- _Exercise details_:
Find the word "acid" in the material below and gather every line that contains it.

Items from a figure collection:
▽
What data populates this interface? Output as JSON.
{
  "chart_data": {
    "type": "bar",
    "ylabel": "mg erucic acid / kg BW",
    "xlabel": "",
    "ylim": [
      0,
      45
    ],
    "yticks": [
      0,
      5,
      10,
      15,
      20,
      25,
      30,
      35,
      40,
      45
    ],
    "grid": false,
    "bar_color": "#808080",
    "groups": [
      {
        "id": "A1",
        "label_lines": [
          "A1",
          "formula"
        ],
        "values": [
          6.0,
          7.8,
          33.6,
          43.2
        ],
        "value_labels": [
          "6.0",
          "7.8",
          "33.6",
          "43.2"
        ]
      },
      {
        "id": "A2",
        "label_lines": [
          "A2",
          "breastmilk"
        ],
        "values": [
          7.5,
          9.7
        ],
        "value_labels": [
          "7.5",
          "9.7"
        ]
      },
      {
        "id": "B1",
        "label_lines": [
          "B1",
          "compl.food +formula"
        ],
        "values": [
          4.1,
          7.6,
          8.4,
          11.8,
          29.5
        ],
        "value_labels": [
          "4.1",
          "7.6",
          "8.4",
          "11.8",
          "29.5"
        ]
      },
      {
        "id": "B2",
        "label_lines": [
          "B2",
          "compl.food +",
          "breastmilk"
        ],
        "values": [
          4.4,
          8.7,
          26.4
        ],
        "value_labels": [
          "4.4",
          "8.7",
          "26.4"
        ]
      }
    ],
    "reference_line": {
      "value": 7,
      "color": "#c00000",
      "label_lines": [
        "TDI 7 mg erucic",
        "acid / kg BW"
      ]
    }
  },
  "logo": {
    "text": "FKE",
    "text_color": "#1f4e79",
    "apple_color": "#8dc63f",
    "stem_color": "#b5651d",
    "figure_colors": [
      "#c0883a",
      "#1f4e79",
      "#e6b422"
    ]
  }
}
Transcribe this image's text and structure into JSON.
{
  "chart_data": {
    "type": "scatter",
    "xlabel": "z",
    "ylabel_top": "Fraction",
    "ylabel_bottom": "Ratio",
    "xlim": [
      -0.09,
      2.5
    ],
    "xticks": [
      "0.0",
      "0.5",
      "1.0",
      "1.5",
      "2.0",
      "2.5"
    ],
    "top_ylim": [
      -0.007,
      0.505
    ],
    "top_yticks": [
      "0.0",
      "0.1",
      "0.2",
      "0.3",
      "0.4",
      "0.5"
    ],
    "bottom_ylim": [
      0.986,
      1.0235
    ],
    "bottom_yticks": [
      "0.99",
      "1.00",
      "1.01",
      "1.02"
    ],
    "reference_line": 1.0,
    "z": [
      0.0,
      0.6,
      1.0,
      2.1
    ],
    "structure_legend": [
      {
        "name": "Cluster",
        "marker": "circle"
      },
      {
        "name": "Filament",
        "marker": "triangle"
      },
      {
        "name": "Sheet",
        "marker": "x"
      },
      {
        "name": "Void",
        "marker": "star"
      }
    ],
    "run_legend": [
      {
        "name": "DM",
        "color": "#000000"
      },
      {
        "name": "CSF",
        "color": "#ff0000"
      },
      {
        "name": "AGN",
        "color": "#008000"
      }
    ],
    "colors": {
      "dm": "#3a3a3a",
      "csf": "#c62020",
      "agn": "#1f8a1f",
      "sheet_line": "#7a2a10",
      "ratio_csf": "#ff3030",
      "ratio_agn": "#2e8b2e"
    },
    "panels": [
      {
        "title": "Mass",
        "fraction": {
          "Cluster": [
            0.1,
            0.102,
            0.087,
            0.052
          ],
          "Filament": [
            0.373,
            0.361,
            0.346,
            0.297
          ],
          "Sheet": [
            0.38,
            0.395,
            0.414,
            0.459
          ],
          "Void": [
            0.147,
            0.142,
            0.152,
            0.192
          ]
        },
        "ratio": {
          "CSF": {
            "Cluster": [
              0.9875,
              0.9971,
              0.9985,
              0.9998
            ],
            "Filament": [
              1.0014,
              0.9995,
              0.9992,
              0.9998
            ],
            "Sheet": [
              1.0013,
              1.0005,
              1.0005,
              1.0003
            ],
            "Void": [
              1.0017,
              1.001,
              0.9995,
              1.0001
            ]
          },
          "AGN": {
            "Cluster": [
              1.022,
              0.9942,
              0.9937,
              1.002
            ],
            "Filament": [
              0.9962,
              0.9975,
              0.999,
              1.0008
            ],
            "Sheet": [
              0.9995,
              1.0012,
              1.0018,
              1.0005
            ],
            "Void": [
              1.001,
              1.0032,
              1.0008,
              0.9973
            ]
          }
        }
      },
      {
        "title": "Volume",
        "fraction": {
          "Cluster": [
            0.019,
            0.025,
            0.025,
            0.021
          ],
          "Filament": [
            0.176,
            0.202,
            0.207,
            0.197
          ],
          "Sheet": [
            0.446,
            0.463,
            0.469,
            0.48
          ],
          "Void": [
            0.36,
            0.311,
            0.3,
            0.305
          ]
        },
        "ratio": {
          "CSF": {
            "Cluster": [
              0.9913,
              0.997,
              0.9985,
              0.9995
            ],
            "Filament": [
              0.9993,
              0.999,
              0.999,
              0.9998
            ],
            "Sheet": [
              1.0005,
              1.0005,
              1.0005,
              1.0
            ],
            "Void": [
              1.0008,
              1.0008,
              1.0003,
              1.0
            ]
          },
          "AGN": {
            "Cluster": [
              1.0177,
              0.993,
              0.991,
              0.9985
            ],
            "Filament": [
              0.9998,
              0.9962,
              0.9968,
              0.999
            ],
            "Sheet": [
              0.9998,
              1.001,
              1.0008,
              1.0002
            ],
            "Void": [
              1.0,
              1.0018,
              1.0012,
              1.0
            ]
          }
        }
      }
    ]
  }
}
△
- _Exercise output_:
    "ylabel": "mg erucic acid / kg BW",
        "acid / kg BW"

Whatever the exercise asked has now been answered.